(Records)
-- Begin --

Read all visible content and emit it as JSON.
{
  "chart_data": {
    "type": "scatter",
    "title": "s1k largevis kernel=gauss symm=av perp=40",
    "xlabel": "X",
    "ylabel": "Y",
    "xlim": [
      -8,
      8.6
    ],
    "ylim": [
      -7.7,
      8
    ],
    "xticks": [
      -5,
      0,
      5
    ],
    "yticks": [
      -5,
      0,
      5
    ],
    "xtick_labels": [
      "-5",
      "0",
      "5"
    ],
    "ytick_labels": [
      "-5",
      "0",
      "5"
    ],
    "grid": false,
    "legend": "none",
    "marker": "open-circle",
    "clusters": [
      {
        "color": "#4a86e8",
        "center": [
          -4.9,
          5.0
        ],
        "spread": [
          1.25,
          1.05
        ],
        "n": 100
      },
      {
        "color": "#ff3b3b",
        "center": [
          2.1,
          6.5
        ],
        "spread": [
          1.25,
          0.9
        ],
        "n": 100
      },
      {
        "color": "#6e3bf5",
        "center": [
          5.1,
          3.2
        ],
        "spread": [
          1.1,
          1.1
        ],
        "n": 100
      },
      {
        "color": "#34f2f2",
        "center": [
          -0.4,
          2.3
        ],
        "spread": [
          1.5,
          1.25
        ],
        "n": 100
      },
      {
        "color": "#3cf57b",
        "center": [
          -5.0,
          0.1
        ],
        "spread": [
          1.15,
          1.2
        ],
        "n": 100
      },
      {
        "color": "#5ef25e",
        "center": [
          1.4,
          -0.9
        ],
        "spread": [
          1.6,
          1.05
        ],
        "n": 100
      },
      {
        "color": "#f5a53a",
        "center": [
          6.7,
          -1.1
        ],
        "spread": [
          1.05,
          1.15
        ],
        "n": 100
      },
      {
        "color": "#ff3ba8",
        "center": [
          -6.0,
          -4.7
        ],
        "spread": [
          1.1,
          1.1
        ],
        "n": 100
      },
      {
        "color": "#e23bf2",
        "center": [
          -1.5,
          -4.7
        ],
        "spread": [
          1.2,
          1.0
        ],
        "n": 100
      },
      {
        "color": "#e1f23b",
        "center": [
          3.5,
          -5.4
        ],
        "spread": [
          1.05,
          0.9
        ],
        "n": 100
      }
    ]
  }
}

-- End --

Task requirements —
Extract the listing in its entirety and repeat it exactly.

Finished answer —
Read all visible content and emit it as JSON.
{
  "chart_data": {
    "type": "scatter",
    "title": "s1k largevis kernel=gauss symm=av perp=40",
    "xlabel": "X",
    "ylabel": "Y",
    "xlim": [
      -8,
      8.6
    ],
    "ylim": [
      -7.7,
      8
    ],
    "xticks": [
      -5,
      0,
      5
    ],
    "yticks": [
      -5,
      0,
      5
    ],
    "xtick_labels": [
      "-5",
      "0",
      "5"
    ],
    "ytick_labels": [
      "-5",
      "0",
      "5"
    ],
    "grid": false,
    "legend": "none",
    "marker": "open-circle",
    "clusters": [
      {
        "color": "#4a86e8",
        "center": [
          -4.9,
          5.0
        ],
        "spread": [
          1.25,
          1.05
        ],
        "n": 100
      },
      {
        "color": "#ff3b3b",
        "center": [
          2.1,
          6.5
        ],
        "spread": [
          1.25,
          0.9
        ],
        "n": 100
      },
      {
        "color": "#6e3bf5",
        "center": [
          5.1,
          3.2
        ],
        "spread": [
          1.1,
          1.1
        ],
        "n": 100
      },
      {
        "color": "#34f2f2",
        "center": [
          -0.4,
          2.3
        ],
        "spread": [
          1.5,
          1.25
        ],
        "n": 100
      },
      {
        "color": "#3cf57b",
        "center": [
          -5.0,
          0.1
        ],
        "spread": [
          1.15,
          1.2
        ],
        "n": 100
      },
      {
        "color": "#5ef25e",
        "center": [
          1.4,
          -0.9
        ],
        "spread": [
          1.6,
          1.05
        ],
        "n": 100
      },
      {
        "color": "#f5a53a",
        "center": [
          6.7,
          -1.1
        ],
        "spread": [
          1.05,
          1.15
        ],
        "n": 100
      },
      {
        "color": "#ff3ba8",
        "center": [
          -6.0,
          -4.7
        ],
        "spread": [
          1.1,
          1.1
        ],
        "n": 100
      },
      {
        "color": "#e23bf2",
        "center": [
          -1.5,
          -4.7
        ],
        "spread": [
          1.2,
          1.0
        ],
        "n": 100
      },
      {
        "color": "#e1f23b",
        "center": [
          3.5,
          -5.4
        ],
        "spread": [
          1.05,
          0.9
        ],
        "n": 100
      }
    ]
  }
}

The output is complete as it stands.